Write out exactly the lines between the line containing "Parse this screenshot: output" and the end of the records, counting both ends, and leave out all pictures.

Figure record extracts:
• • • • •

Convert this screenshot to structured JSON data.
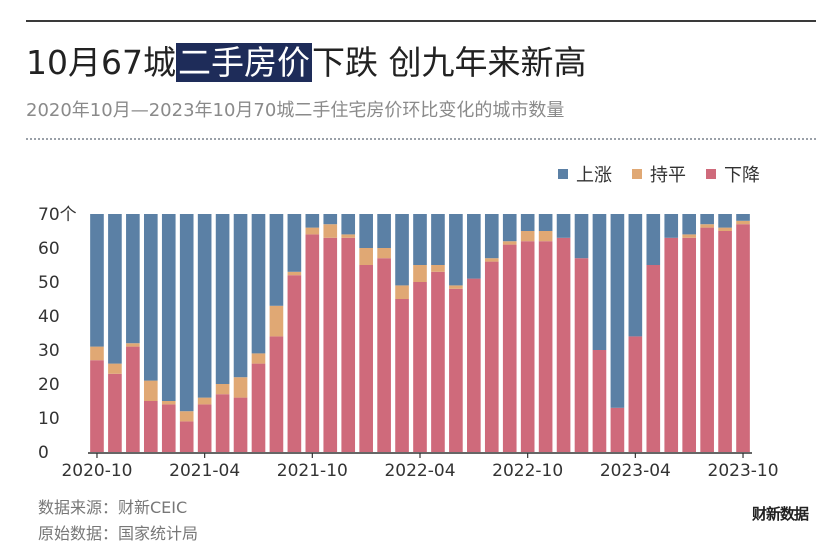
{
  "header": {
    "title_before": "10月67城",
    "title_highlight": "二手房价",
    "title_after": "下跌 创九年来新高",
    "subtitle": "2020年10月—2023年10月70城二手住宅房价环比变化的城市数量"
  },
  "legend": [
    {
      "label": "上涨",
      "color": "#5b80a5"
    },
    {
      "label": "持平",
      "color": "#e0a874"
    },
    {
      "label": "下降",
      "color": "#cf6a7b"
    }
  ],
  "footer": {
    "source": "数据来源：财新CEIC",
    "origin": "原始数据：国家统计局",
    "brand": "财新数据"
  },
  "chart_data": {
    "type": "bar",
    "stacked": true,
    "x_start": "2020-10",
    "categories": [
      "2020-10",
      "2020-11",
      "2020-12",
      "2021-01",
      "2021-02",
      "2021-03",
      "2021-04",
      "2021-05",
      "2021-06",
      "2021-07",
      "2021-08",
      "2021-09",
      "2021-10",
      "2021-11",
      "2021-12",
      "2022-01",
      "2022-02",
      "2022-03",
      "2022-04",
      "2022-05",
      "2022-06",
      "2022-07",
      "2022-08",
      "2022-09",
      "2022-10",
      "2022-11",
      "2022-12",
      "2023-01",
      "2023-02",
      "2023-03",
      "2023-04",
      "2023-05",
      "2023-06",
      "2023-07",
      "2023-08",
      "2023-09",
      "2023-10"
    ],
    "tick_labels": [
      "2020-10",
      "2021-04",
      "2021-10",
      "2022-04",
      "2022-10",
      "2023-04",
      "2023-10"
    ],
    "ylim": [
      0,
      70
    ],
    "yticks": [
      0,
      10,
      20,
      30,
      40,
      50,
      60,
      70
    ],
    "ytick_labels": [
      "0",
      "10",
      "20",
      "30",
      "40",
      "50",
      "60",
      "70个"
    ],
    "series": [
      {
        "name": "下降",
        "color": "#cf6a7b",
        "values": [
          27,
          23,
          31,
          15,
          14,
          9,
          14,
          17,
          16,
          26,
          34,
          52,
          64,
          63,
          63,
          55,
          57,
          45,
          50,
          53,
          48,
          51,
          56,
          61,
          62,
          62,
          63,
          57,
          30,
          13,
          34,
          55,
          63,
          63,
          66,
          65,
          67
        ]
      },
      {
        "name": "持平",
        "color": "#e0a874",
        "values": [
          4,
          3,
          1,
          6,
          1,
          3,
          2,
          3,
          6,
          3,
          9,
          1,
          2,
          4,
          1,
          5,
          3,
          4,
          5,
          2,
          1,
          0,
          1,
          1,
          3,
          3,
          0,
          0,
          0,
          0,
          0,
          0,
          0,
          1,
          1,
          1,
          1
        ]
      },
      {
        "name": "上涨",
        "color": "#5b80a5",
        "values": [
          39,
          44,
          38,
          49,
          55,
          58,
          54,
          50,
          48,
          41,
          27,
          17,
          4,
          3,
          6,
          10,
          10,
          21,
          15,
          15,
          21,
          19,
          13,
          8,
          5,
          5,
          7,
          13,
          40,
          57,
          36,
          15,
          7,
          6,
          3,
          4,
          2
        ]
      }
    ]
  }
}
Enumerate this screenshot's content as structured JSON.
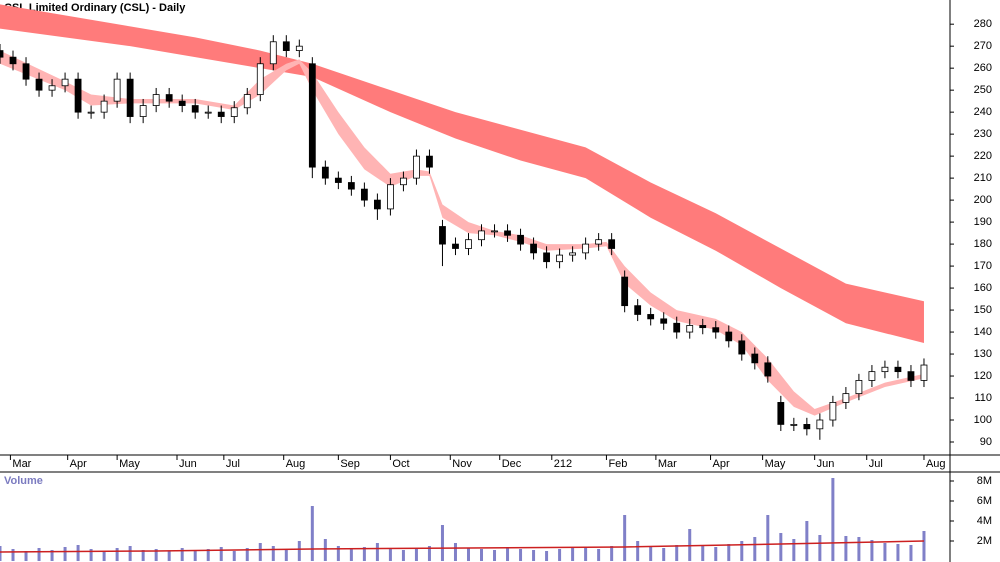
{
  "chart_data": [
    {
      "type": "candlestick",
      "title": "CSL Limited Ordinary (CSL) - Daily",
      "x": [
        0,
        5,
        10,
        15,
        20,
        25,
        30,
        35,
        40,
        45,
        50,
        55,
        60,
        65,
        70,
        75,
        80,
        85,
        90,
        95,
        100,
        105,
        110,
        115,
        120,
        125,
        130,
        135,
        140,
        145,
        150,
        155,
        160,
        165,
        170,
        175,
        180,
        185,
        190,
        195,
        200,
        205,
        210,
        215,
        220,
        225,
        230,
        235,
        240,
        245,
        250,
        255,
        260,
        265,
        270,
        275,
        280,
        285,
        290,
        295,
        300,
        305,
        310,
        315,
        320,
        325,
        330,
        335,
        340,
        345,
        350,
        355
      ],
      "open": [
        268,
        265,
        262,
        255,
        250,
        252,
        255,
        240,
        240,
        245,
        255,
        238,
        243,
        248,
        245,
        243,
        240,
        240,
        238,
        242,
        248,
        262,
        272,
        268,
        262,
        215,
        210,
        208,
        205,
        200,
        196,
        207,
        210,
        220,
        188,
        180,
        178,
        182,
        186,
        186,
        184,
        180,
        176,
        172,
        175,
        176,
        180,
        182,
        165,
        152,
        148,
        146,
        144,
        140,
        143,
        142,
        140,
        136,
        130,
        126,
        108,
        98,
        98,
        96,
        100,
        108,
        112,
        118,
        122,
        124,
        122,
        118
      ],
      "high": [
        271,
        268,
        265,
        258,
        255,
        258,
        258,
        243,
        248,
        258,
        258,
        246,
        251,
        251,
        248,
        246,
        243,
        243,
        245,
        251,
        265,
        275,
        275,
        273,
        265,
        218,
        213,
        211,
        208,
        203,
        210,
        213,
        223,
        223,
        191,
        183,
        185,
        189,
        189,
        189,
        187,
        183,
        179,
        178,
        179,
        183,
        185,
        185,
        168,
        155,
        151,
        149,
        147,
        146,
        146,
        145,
        143,
        139,
        133,
        129,
        111,
        101,
        101,
        103,
        111,
        115,
        121,
        125,
        127,
        127,
        125,
        128
      ],
      "low": [
        262,
        259,
        252,
        247,
        247,
        249,
        237,
        237,
        237,
        242,
        235,
        235,
        240,
        242,
        240,
        237,
        237,
        235,
        235,
        239,
        245,
        259,
        265,
        265,
        210,
        207,
        205,
        202,
        197,
        191,
        193,
        204,
        207,
        212,
        170,
        175,
        175,
        179,
        183,
        181,
        177,
        173,
        169,
        169,
        172,
        173,
        177,
        175,
        149,
        145,
        143,
        141,
        137,
        137,
        139,
        137,
        133,
        127,
        123,
        117,
        95,
        95,
        93,
        91,
        97,
        105,
        109,
        115,
        119,
        119,
        115,
        115
      ],
      "close": [
        265,
        262,
        255,
        250,
        252,
        255,
        240,
        240,
        245,
        255,
        238,
        243,
        248,
        245,
        243,
        240,
        240,
        238,
        242,
        248,
        262,
        272,
        268,
        270,
        215,
        210,
        208,
        205,
        200,
        196,
        207,
        210,
        220,
        215,
        180,
        178,
        182,
        186,
        186,
        184,
        180,
        176,
        172,
        175,
        176,
        180,
        182,
        178,
        152,
        148,
        146,
        144,
        140,
        143,
        142,
        140,
        136,
        130,
        126,
        120,
        98,
        98,
        96,
        100,
        108,
        112,
        118,
        122,
        124,
        122,
        118,
        125
      ],
      "long_band": {
        "color": "#ff7b7b",
        "x": [
          0,
          25,
          50,
          75,
          100,
          120,
          150,
          175,
          200,
          225,
          250,
          275,
          300,
          325,
          355
        ],
        "upper": [
          289,
          284,
          279,
          274,
          268,
          262,
          250,
          240,
          232,
          224,
          208,
          194,
          178,
          162,
          154
        ],
        "lower": [
          278,
          274,
          270,
          265,
          260,
          256,
          240,
          228,
          218,
          210,
          192,
          177,
          160,
          144,
          135
        ]
      },
      "short_band": {
        "color": "#ffb4b4",
        "x": [
          0,
          25,
          35,
          50,
          75,
          90,
          100,
          110,
          115,
          120,
          130,
          140,
          150,
          160,
          165,
          170,
          180,
          190,
          200,
          210,
          225,
          233,
          240,
          250,
          260,
          275,
          285,
          295,
          305,
          313,
          325,
          340,
          355
        ],
        "upper": [
          268,
          254,
          248,
          246,
          246,
          243,
          255,
          262,
          264,
          258,
          240,
          224,
          212,
          214,
          213,
          198,
          190,
          186,
          184,
          180,
          180,
          181,
          170,
          158,
          150,
          146,
          140,
          128,
          113,
          105,
          110,
          117,
          121
        ],
        "lower": [
          262,
          250,
          243,
          244,
          244,
          241,
          248,
          259,
          262,
          250,
          230,
          214,
          206,
          211,
          211,
          192,
          185,
          184,
          181,
          177,
          178,
          179,
          162,
          152,
          145,
          141,
          134,
          118,
          106,
          102,
          108,
          115,
          119
        ]
      },
      "xlim": [
        0,
        365
      ],
      "xticks": [
        {
          "value": 4,
          "label": "Mar"
        },
        {
          "value": 26,
          "label": "Apr"
        },
        {
          "value": 45,
          "label": "May"
        },
        {
          "value": 68,
          "label": "Jun"
        },
        {
          "value": 86,
          "label": "Jul"
        },
        {
          "value": 109,
          "label": "Aug"
        },
        {
          "value": 130,
          "label": "Sep"
        },
        {
          "value": 150,
          "label": "Oct"
        },
        {
          "value": 173,
          "label": "Nov"
        },
        {
          "value": 192,
          "label": "Dec"
        },
        212,
        {
          "value": 233,
          "label": "Feb"
        },
        {
          "value": 252,
          "label": "Mar"
        },
        {
          "value": 273,
          "label": "Apr"
        },
        {
          "value": 293,
          "label": "May"
        },
        {
          "value": 313,
          "label": "Jun"
        },
        {
          "value": 333,
          "label": "Jul"
        },
        {
          "value": 355,
          "label": "Aug"
        }
      ],
      "ylim": [
        85,
        291
      ],
      "yticks": [
        90,
        100,
        110,
        120,
        130,
        140,
        150,
        160,
        170,
        180,
        190,
        200,
        210,
        220,
        230,
        240,
        250,
        260,
        270,
        280
      ]
    },
    {
      "type": "bar",
      "title": "Volume",
      "color": "#8080c8",
      "x": [
        0,
        5,
        10,
        15,
        20,
        25,
        30,
        35,
        40,
        45,
        50,
        55,
        60,
        65,
        70,
        75,
        80,
        85,
        90,
        95,
        100,
        105,
        110,
        115,
        120,
        125,
        130,
        135,
        140,
        145,
        150,
        155,
        160,
        165,
        170,
        175,
        180,
        185,
        190,
        195,
        200,
        205,
        210,
        215,
        220,
        225,
        230,
        235,
        240,
        245,
        250,
        255,
        260,
        265,
        270,
        275,
        280,
        285,
        290,
        295,
        300,
        305,
        310,
        315,
        320,
        325,
        330,
        335,
        340,
        345,
        350,
        355
      ],
      "values": [
        1500000.0,
        1200000.0,
        1000000.0,
        1300000.0,
        1100000.0,
        1400000.0,
        1600000.0,
        1200000.0,
        1000000.0,
        1300000.0,
        1500000.0,
        1100000.0,
        1200000.0,
        1000000.0,
        1300000.0,
        1100000.0,
        1200000.0,
        1400000.0,
        1000000.0,
        1300000.0,
        1800000.0,
        1500000.0,
        1200000.0,
        2000000.0,
        5500000.0,
        2200000.0,
        1500000.0,
        1300000.0,
        1400000.0,
        1800000.0,
        1200000.0,
        1100000.0,
        1300000.0,
        1500000.0,
        3600000.0,
        1800000.0,
        1300000.0,
        1200000.0,
        1100000.0,
        1400000.0,
        1200000.0,
        1100000.0,
        1000000.0,
        1200000.0,
        1300000.0,
        1400000.0,
        1200000.0,
        1500000.0,
        4600000.0,
        2000000.0,
        1400000.0,
        1300000.0,
        1600000.0,
        3200000.0,
        1500000.0,
        1400000.0,
        1700000.0,
        2000000.0,
        2400000.0,
        4600000.0,
        2800000.0,
        2200000.0,
        4000000.0,
        2600000.0,
        8300000.0,
        2500000.0,
        2400000.0,
        2100000.0,
        1800000.0,
        1700000.0,
        1600000.0,
        3000000.0
      ],
      "average": {
        "color": "#cc2020",
        "x": [
          0,
          60,
          120,
          180,
          240,
          300,
          355
        ],
        "values": [
          900000.0,
          1000000.0,
          1200000.0,
          1300000.0,
          1400000.0,
          1700000.0,
          2000000.0
        ]
      },
      "xlim": [
        0,
        365
      ],
      "ylim": [
        0,
        9000000.0
      ],
      "yticks": [
        {
          "value": 2000000.0,
          "label": "2M"
        },
        {
          "value": 4000000.0,
          "label": "4M"
        },
        {
          "value": 6000000.0,
          "label": "6M"
        },
        {
          "value": 8000000.0,
          "label": "8M"
        }
      ]
    }
  ]
}
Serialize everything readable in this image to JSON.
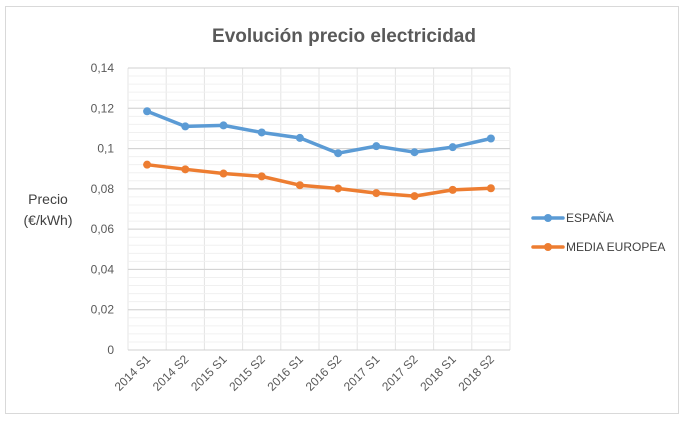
{
  "chart_data": {
    "type": "line",
    "title": "Evolución precio electricidad",
    "xlabel": "",
    "ylabel_lines": [
      "Precio",
      "(€/kWh)"
    ],
    "categories": [
      "2014 S1",
      "2014 S2",
      "2015 S1",
      "2015 S2",
      "2016 S1",
      "2016 S2",
      "2017 S1",
      "2017 S2",
      "2018 S1",
      "2018 S2"
    ],
    "ylim": [
      0,
      0.14
    ],
    "yticks": [
      "0",
      "0,02",
      "0,04",
      "0,06",
      "0,08",
      "0,1",
      "0,12",
      "0,14"
    ],
    "ytick_values": [
      0,
      0.02,
      0.04,
      0.06,
      0.08,
      0.1,
      0.12,
      0.14
    ],
    "grid": true,
    "legend_position": "right",
    "series": [
      {
        "name": "ESPAÑA",
        "color": "#5b9bd5",
        "values": [
          0.1185,
          0.111,
          0.1115,
          0.108,
          0.1053,
          0.0977,
          0.1012,
          0.0982,
          0.1007,
          0.105
        ]
      },
      {
        "name": "MEDIA EUROPEA",
        "color": "#ed7d31",
        "values": [
          0.092,
          0.0897,
          0.0876,
          0.0862,
          0.0818,
          0.0802,
          0.0779,
          0.0764,
          0.0795,
          0.0803
        ]
      }
    ]
  }
}
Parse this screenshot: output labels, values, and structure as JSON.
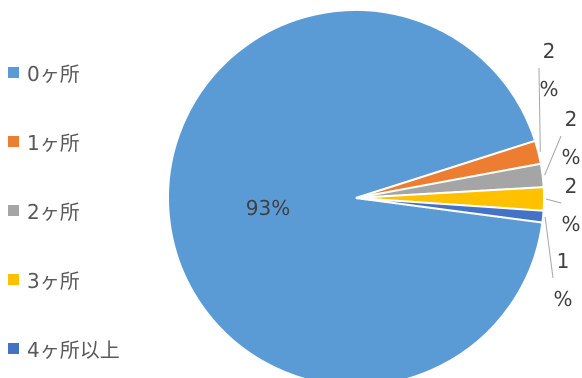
{
  "chart_data": {
    "type": "pie",
    "title": "",
    "slices": [
      {
        "label": "0ヶ所",
        "value": 93,
        "color": "#5B9BD5",
        "data_label": "93%"
      },
      {
        "label": "1ヶ所",
        "value": 2,
        "color": "#ED7D31",
        "data_label": "2%"
      },
      {
        "label": "2ヶ所",
        "value": 2,
        "color": "#A5A5A5",
        "data_label": "2%"
      },
      {
        "label": "3ヶ所",
        "value": 2,
        "color": "#FFC000",
        "data_label": "2%"
      },
      {
        "label": "4ヶ所以上",
        "value": 1,
        "color": "#4472C4",
        "data_label": "1%"
      }
    ],
    "legend_position": "left"
  }
}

• • • • •

## Response below
Parse this screenshot: output labels, values, and structure as JSON.
{
  "chart_data": {
    "type": "pie",
    "title": "",
    "slices": [
      {
        "label": "0ヶ所",
        "value": 93,
        "color": "#5B9BD5",
        "data_label": "93%"
      },
      {
        "label": "1ヶ所",
        "value": 2,
        "color": "#ED7D31",
        "data_label": "2%"
      },
      {
        "label": "2ヶ所",
        "value": 2,
        "color": "#A5A5A5",
        "data_label": "2%"
      },
      {
        "label": "3ヶ所",
        "value": 2,
        "color": "#FFC000",
        "data_label": "2%"
      },
      {
        "label": "4ヶ所以上",
        "value": 1,
        "color": "#4472C4",
        "data_label": "1%"
      }
    ],
    "legend_position": "left"
  }
}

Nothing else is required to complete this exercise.